(Dataset records)
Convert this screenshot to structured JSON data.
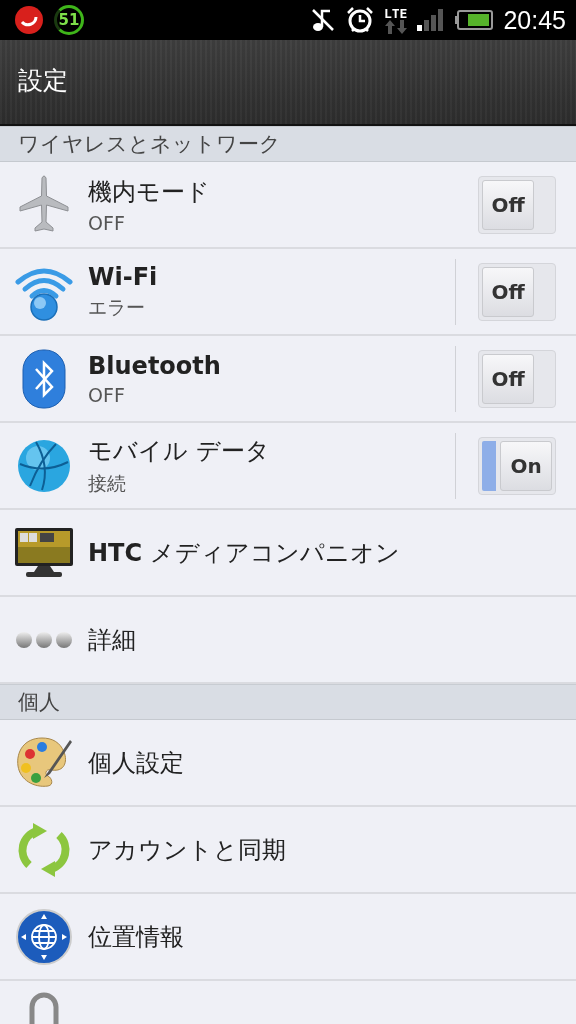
{
  "status_bar": {
    "notification_count": "51",
    "network": "LTE",
    "time": "20:45"
  },
  "title": "設定",
  "sections": [
    {
      "header": "ワイヤレスとネットワーク",
      "items": [
        {
          "kind": "toggle",
          "title": "機内モード",
          "bold": false,
          "subtitle": "OFF",
          "toggle_label": "Off",
          "on": false
        },
        {
          "kind": "split-toggle",
          "title": "Wi-Fi",
          "bold": true,
          "subtitle": "エラー",
          "toggle_label": "Off",
          "on": false
        },
        {
          "kind": "split-toggle",
          "title": "Bluetooth",
          "bold": true,
          "subtitle": "OFF",
          "toggle_label": "Off",
          "on": false
        },
        {
          "kind": "split-toggle",
          "title": "モバイル データ",
          "bold": false,
          "subtitle": "接続",
          "toggle_label": "On",
          "on": true
        },
        {
          "kind": "plain",
          "title": "**HTC** メディアコンパニオン",
          "bold": false
        },
        {
          "kind": "plain",
          "title": "詳細",
          "bold": false
        }
      ]
    },
    {
      "header": "個人",
      "items": [
        {
          "kind": "plain",
          "title": "個人設定",
          "bold": false
        },
        {
          "kind": "plain",
          "title": "アカウントと同期",
          "bold": false
        },
        {
          "kind": "plain",
          "title": "位置情報",
          "bold": false
        },
        {
          "kind": "plain"
        }
      ]
    }
  ]
}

What is asked: Without the pictures, print the whole listing exactly as given.

Expected output:
Convert this screenshot to structured JSON data.
{
  "status_bar": {
    "notification_count": "51",
    "network": "LTE",
    "time": "20:45"
  },
  "title": "設定",
  "sections": [
    {
      "header": "ワイヤレスとネットワーク",
      "items": [
        {
          "kind": "toggle",
          "title": "機内モード",
          "bold": false,
          "subtitle": "OFF",
          "toggle_label": "Off",
          "on": false
        },
        {
          "kind": "split-toggle",
          "title": "Wi-Fi",
          "bold": true,
          "subtitle": "エラー",
          "toggle_label": "Off",
          "on": false
        },
        {
          "kind": "split-toggle",
          "title": "Bluetooth",
          "bold": true,
          "subtitle": "OFF",
          "toggle_label": "Off",
          "on": false
        },
        {
          "kind": "split-toggle",
          "title": "モバイル データ",
          "bold": false,
          "subtitle": "接続",
          "toggle_label": "On",
          "on": true
        },
        {
          "kind": "plain",
          "title": "**HTC** メディアコンパニオン",
          "bold": false
        },
        {
          "kind": "plain",
          "title": "詳細",
          "bold": false
        }
      ]
    },
    {
      "header": "個人",
      "items": [
        {
          "kind": "plain",
          "title": "個人設定",
          "bold": false
        },
        {
          "kind": "plain",
          "title": "アカウントと同期",
          "bold": false
        },
        {
          "kind": "plain",
          "title": "位置情報",
          "bold": false
        },
        {
          "kind": "plain"
        }
      ]
    }
  ]
}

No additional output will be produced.